▶ Data entries:
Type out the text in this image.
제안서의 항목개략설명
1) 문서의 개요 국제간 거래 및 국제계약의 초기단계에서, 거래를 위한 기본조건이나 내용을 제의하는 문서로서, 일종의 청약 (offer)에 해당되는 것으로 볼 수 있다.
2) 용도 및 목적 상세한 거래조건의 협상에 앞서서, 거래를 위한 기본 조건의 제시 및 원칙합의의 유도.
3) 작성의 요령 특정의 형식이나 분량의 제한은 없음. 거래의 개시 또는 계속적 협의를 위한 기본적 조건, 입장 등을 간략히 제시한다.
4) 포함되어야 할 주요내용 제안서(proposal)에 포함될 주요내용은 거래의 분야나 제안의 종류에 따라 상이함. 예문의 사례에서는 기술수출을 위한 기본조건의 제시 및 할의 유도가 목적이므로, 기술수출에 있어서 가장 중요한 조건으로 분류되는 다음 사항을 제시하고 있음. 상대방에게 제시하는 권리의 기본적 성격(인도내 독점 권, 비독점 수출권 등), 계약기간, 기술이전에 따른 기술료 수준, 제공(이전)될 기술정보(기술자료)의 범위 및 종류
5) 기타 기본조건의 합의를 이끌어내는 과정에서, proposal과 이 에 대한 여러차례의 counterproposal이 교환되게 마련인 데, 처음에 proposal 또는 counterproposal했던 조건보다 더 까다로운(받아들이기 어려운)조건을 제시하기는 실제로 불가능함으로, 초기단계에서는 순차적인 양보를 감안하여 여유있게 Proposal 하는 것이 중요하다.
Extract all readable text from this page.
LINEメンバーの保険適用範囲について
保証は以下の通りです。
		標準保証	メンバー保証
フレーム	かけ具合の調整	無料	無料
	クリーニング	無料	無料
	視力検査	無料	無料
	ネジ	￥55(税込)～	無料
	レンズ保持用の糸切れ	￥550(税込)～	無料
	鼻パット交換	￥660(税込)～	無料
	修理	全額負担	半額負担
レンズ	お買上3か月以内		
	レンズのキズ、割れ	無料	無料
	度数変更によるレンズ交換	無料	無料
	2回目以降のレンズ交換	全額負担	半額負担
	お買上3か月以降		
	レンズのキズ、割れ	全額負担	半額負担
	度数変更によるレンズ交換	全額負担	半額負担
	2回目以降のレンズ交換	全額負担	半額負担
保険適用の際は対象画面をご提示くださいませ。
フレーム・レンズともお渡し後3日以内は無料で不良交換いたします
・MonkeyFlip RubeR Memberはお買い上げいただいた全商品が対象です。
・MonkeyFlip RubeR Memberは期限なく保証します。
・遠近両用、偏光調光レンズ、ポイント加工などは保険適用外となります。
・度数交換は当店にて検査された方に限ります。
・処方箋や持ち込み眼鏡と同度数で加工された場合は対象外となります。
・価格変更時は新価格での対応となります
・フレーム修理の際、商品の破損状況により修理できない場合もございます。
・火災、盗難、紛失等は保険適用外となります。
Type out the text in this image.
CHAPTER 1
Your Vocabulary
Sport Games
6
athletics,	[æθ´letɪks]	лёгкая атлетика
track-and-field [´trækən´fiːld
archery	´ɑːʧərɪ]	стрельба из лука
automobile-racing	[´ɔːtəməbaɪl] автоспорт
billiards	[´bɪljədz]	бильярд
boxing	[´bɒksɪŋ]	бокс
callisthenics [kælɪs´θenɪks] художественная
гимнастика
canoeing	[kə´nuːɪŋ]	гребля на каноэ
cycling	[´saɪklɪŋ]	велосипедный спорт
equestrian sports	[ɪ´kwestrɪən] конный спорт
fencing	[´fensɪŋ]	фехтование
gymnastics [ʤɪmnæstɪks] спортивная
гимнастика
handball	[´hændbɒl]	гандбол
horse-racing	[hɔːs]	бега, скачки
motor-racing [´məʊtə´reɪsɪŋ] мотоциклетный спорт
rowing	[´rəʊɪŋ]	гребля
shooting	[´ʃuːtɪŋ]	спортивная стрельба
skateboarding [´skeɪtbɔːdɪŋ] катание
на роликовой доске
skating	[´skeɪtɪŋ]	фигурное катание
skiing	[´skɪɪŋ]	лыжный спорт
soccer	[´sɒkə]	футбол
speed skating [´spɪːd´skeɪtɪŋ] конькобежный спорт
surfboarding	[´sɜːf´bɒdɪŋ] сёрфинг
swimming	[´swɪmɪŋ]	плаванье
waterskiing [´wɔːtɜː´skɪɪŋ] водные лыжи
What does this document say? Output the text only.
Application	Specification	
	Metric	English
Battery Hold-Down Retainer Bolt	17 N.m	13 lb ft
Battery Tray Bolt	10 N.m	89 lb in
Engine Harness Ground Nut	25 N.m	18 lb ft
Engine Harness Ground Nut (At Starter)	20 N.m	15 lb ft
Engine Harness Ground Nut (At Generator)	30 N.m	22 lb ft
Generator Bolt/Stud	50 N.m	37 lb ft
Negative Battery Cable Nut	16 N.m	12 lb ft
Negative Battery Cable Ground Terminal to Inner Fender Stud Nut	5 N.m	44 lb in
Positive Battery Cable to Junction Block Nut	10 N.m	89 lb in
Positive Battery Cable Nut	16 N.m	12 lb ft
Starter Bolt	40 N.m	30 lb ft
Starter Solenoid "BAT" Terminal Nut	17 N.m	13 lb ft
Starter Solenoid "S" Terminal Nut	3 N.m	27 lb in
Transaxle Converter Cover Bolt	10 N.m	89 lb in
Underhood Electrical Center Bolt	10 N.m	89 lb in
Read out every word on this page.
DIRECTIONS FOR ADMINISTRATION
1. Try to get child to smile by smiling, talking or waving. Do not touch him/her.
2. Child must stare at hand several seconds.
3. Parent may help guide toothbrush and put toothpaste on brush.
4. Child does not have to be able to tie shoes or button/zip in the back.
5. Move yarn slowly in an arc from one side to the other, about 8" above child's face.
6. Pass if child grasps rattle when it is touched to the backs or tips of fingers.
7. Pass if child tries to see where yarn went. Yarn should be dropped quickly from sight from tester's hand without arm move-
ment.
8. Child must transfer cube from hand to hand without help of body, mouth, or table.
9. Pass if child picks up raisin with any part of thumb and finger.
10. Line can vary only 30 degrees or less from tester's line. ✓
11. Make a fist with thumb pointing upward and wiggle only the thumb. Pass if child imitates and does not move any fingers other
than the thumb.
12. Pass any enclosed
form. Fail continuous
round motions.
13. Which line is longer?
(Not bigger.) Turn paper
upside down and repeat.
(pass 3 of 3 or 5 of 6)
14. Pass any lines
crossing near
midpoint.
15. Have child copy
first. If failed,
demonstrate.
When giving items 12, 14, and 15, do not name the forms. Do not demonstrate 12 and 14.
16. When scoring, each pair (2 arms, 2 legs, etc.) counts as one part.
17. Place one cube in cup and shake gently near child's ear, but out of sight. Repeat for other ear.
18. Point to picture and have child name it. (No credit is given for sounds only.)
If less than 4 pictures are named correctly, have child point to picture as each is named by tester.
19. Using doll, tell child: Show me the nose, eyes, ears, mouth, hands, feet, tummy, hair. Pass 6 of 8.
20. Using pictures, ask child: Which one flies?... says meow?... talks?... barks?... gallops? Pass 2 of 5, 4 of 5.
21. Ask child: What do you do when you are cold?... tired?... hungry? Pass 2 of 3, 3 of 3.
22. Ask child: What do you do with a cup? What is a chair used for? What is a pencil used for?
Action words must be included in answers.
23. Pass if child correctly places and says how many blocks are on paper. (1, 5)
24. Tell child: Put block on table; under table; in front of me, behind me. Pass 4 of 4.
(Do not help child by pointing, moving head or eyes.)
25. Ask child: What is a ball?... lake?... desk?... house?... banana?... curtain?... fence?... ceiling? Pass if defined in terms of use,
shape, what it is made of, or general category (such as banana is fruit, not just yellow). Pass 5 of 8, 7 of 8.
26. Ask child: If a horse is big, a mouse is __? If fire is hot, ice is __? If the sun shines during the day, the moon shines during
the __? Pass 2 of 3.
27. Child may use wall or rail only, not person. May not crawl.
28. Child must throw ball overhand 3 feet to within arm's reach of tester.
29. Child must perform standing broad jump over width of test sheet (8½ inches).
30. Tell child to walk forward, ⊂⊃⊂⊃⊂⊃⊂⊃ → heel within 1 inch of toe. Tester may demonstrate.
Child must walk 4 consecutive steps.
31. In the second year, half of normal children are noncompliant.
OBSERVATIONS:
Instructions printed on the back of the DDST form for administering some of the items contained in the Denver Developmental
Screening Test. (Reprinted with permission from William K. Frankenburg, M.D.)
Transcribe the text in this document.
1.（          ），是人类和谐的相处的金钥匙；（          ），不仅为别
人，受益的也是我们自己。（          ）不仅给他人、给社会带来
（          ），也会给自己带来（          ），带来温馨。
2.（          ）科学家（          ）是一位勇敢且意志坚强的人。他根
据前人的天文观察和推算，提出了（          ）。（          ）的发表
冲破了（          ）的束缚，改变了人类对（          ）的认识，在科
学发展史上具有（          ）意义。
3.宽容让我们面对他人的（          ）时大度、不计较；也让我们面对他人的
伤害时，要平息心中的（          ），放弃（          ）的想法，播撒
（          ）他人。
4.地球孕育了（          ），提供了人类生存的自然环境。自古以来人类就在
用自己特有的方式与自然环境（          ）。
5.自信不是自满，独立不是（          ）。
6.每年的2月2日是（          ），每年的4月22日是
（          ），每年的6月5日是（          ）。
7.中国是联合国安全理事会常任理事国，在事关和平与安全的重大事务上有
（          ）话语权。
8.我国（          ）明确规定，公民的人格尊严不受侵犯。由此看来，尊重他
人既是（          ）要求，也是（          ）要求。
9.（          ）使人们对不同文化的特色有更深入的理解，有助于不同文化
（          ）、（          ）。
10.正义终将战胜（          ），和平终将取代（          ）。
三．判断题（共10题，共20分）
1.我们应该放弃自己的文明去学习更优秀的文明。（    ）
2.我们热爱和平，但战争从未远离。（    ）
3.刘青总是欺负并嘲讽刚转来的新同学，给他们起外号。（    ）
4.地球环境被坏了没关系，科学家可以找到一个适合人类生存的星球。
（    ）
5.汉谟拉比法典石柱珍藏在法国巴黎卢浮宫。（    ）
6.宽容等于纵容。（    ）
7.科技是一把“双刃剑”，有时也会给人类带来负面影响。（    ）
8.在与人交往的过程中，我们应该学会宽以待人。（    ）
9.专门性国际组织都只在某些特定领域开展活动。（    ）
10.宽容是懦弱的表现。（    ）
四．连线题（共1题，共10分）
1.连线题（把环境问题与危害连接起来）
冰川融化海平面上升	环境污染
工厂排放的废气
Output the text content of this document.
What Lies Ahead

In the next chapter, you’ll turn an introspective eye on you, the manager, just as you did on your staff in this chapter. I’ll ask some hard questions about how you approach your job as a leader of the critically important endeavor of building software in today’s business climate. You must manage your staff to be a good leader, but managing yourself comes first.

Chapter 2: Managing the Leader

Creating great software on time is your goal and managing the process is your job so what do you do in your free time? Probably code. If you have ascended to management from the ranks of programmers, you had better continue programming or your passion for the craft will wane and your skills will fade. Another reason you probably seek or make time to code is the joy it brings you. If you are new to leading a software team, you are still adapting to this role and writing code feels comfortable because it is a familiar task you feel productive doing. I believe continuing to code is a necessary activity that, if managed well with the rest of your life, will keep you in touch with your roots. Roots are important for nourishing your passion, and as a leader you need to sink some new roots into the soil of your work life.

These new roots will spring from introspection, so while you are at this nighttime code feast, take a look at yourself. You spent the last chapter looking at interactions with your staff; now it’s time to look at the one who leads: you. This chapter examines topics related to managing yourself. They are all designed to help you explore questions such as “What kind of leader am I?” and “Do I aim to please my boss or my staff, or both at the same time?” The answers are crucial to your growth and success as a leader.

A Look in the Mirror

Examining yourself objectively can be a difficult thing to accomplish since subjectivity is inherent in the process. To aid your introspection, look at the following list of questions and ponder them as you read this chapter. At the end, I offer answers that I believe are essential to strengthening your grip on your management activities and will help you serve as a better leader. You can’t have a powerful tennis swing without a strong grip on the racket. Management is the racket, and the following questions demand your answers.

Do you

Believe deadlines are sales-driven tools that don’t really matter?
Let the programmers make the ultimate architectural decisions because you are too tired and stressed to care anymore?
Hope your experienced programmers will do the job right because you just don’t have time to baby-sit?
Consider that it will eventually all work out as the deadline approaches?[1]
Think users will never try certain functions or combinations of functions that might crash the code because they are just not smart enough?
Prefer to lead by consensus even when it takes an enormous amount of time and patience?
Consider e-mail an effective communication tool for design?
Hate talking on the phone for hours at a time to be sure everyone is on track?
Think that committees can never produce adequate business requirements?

▶ Required work: Copy, from the material, each line that holds the string "Think".

▶ Written answer:
Think users will never try certain functions or combinations of functions that might crash the code because they are just not smart enough?
Think that committees can never produce adequate business requirements?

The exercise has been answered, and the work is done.